(Data items)
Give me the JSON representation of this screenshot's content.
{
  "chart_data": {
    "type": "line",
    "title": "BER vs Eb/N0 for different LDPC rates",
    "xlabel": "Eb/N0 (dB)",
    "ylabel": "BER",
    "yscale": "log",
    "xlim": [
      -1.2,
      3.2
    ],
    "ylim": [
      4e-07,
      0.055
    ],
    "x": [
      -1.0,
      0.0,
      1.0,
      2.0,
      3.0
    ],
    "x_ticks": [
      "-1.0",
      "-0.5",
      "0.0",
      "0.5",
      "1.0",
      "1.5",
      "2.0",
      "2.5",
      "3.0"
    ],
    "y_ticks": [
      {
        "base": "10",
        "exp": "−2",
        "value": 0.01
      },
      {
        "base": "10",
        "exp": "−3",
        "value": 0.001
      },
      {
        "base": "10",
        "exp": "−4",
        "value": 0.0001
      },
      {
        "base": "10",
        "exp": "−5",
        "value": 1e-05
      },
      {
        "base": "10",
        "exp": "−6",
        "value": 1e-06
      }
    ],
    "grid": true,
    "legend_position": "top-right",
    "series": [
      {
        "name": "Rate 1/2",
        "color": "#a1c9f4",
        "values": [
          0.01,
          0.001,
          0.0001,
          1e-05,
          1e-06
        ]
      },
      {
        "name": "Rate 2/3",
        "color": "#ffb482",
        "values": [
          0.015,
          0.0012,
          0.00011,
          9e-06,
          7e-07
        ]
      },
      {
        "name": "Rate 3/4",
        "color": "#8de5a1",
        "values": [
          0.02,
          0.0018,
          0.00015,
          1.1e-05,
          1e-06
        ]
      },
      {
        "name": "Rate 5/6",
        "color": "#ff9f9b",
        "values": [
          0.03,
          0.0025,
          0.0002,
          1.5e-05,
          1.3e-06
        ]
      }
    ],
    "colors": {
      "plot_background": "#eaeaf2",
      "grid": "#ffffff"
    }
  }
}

[Exercise brief] Extract every record. Keep wording exact.

[Written answer]
Give me the JSON representation of this screenshot's content.
{
  "chart_data": {
    "type": "line",
    "title": "BER vs Eb/N0 for different LDPC rates",
    "xlabel": "Eb/N0 (dB)",
    "ylabel": "BER",
    "yscale": "log",
    "xlim": [
      -1.2,
      3.2
    ],
    "ylim": [
      4e-07,
      0.055
    ],
    "x": [
      -1.0,
      0.0,
      1.0,
      2.0,
      3.0
    ],
    "x_ticks": [
      "-1.0",
      "-0.5",
      "0.0",
      "0.5",
      "1.0",
      "1.5",
      "2.0",
      "2.5",
      "3.0"
    ],
    "y_ticks": [
      {
        "base": "10",
        "exp": "−2",
        "value": 0.01
      },
      {
        "base": "10",
        "exp": "−3",
        "value": 0.001
      },
      {
        "base": "10",
        "exp": "−4",
        "value": 0.0001
      },
      {
        "base": "10",
        "exp": "−5",
        "value": 1e-05
      },
      {
        "base": "10",
        "exp": "−6",
        "value": 1e-06
      }
    ],
    "grid": true,
    "legend_position": "top-right",
    "series": [
      {
        "name": "Rate 1/2",
        "color": "#a1c9f4",
        "values": [
          0.01,
          0.001,
          0.0001,
          1e-05,
          1e-06
        ]
      },
      {
        "name": "Rate 2/3",
        "color": "#ffb482",
        "values": [
          0.015,
          0.0012,
          0.00011,
          9e-06,
          7e-07
        ]
      },
      {
        "name": "Rate 3/4",
        "color": "#8de5a1",
        "values": [
          0.02,
          0.0018,
          0.00015,
          1.1e-05,
          1e-06
        ]
      },
      {
        "name": "Rate 5/6",
        "color": "#ff9f9b",
        "values": [
          0.03,
          0.0025,
          0.0002,
          1.5e-05,
          1.3e-06
        ]
      }
    ],
    "colors": {
      "plot_background": "#eaeaf2",
      "grid": "#ffffff"
    }
  }
}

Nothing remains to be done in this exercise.